| Goal of the exercise |
Reproduce all of the material exactly as shown.

Stored data
begin

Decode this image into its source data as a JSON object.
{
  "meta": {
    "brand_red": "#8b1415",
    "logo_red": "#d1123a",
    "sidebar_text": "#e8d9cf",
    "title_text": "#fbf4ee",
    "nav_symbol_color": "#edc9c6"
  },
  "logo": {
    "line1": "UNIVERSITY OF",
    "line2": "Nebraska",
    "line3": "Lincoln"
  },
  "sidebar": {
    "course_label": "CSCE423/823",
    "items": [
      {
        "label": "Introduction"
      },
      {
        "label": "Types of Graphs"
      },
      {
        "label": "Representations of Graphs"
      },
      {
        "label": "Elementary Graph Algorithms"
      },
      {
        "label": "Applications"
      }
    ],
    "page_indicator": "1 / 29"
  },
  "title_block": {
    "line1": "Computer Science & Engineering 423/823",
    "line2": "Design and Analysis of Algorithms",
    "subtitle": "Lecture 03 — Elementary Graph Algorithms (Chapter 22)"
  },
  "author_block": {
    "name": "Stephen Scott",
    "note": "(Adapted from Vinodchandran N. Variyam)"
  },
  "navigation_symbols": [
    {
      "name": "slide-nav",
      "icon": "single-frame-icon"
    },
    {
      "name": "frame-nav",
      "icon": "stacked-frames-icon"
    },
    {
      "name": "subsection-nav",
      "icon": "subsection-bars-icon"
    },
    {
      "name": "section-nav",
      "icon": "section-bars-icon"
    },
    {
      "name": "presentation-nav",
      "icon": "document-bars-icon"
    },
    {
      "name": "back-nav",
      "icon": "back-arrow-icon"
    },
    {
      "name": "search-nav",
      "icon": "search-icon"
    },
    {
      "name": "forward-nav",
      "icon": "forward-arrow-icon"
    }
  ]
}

end

| Output for this exercise |
Decode this image into its source data as a JSON object.
{
  "meta": {
    "brand_red": "#8b1415",
    "logo_red": "#d1123a",
    "sidebar_text": "#e8d9cf",
    "title_text": "#fbf4ee",
    "nav_symbol_color": "#edc9c6"
  },
  "logo": {
    "line1": "UNIVERSITY OF",
    "line2": "Nebraska",
    "line3": "Lincoln"
  },
  "sidebar": {
    "course_label": "CSCE423/823",
    "items": [
      {
        "label": "Introduction"
      },
      {
        "label": "Types of Graphs"
      },
      {
        "label": "Representations of Graphs"
      },
      {
        "label": "Elementary Graph Algorithms"
      },
      {
        "label": "Applications"
      }
    ],
    "page_indicator": "1 / 29"
  },
  "title_block": {
    "line1": "Computer Science & Engineering 423/823",
    "line2": "Design and Analysis of Algorithms",
    "subtitle": "Lecture 03 — Elementary Graph Algorithms (Chapter 22)"
  },
  "author_block": {
    "name": "Stephen Scott",
    "note": "(Adapted from Vinodchandran N. Variyam)"
  },
  "navigation_symbols": [
    {
      "name": "slide-nav",
      "icon": "single-frame-icon"
    },
    {
      "name": "frame-nav",
      "icon": "stacked-frames-icon"
    },
    {
      "name": "subsection-nav",
      "icon": "subsection-bars-icon"
    },
    {
      "name": "section-nav",
      "icon": "section-bars-icon"
    },
    {
      "name": "presentation-nav",
      "icon": "document-bars-icon"
    },
    {
      "name": "back-nav",
      "icon": "back-arrow-icon"
    },
    {
      "name": "search-nav",
      "icon": "search-icon"
    },
    {
      "name": "forward-nav",
      "icon": "forward-arrow-icon"
    }
  ]
}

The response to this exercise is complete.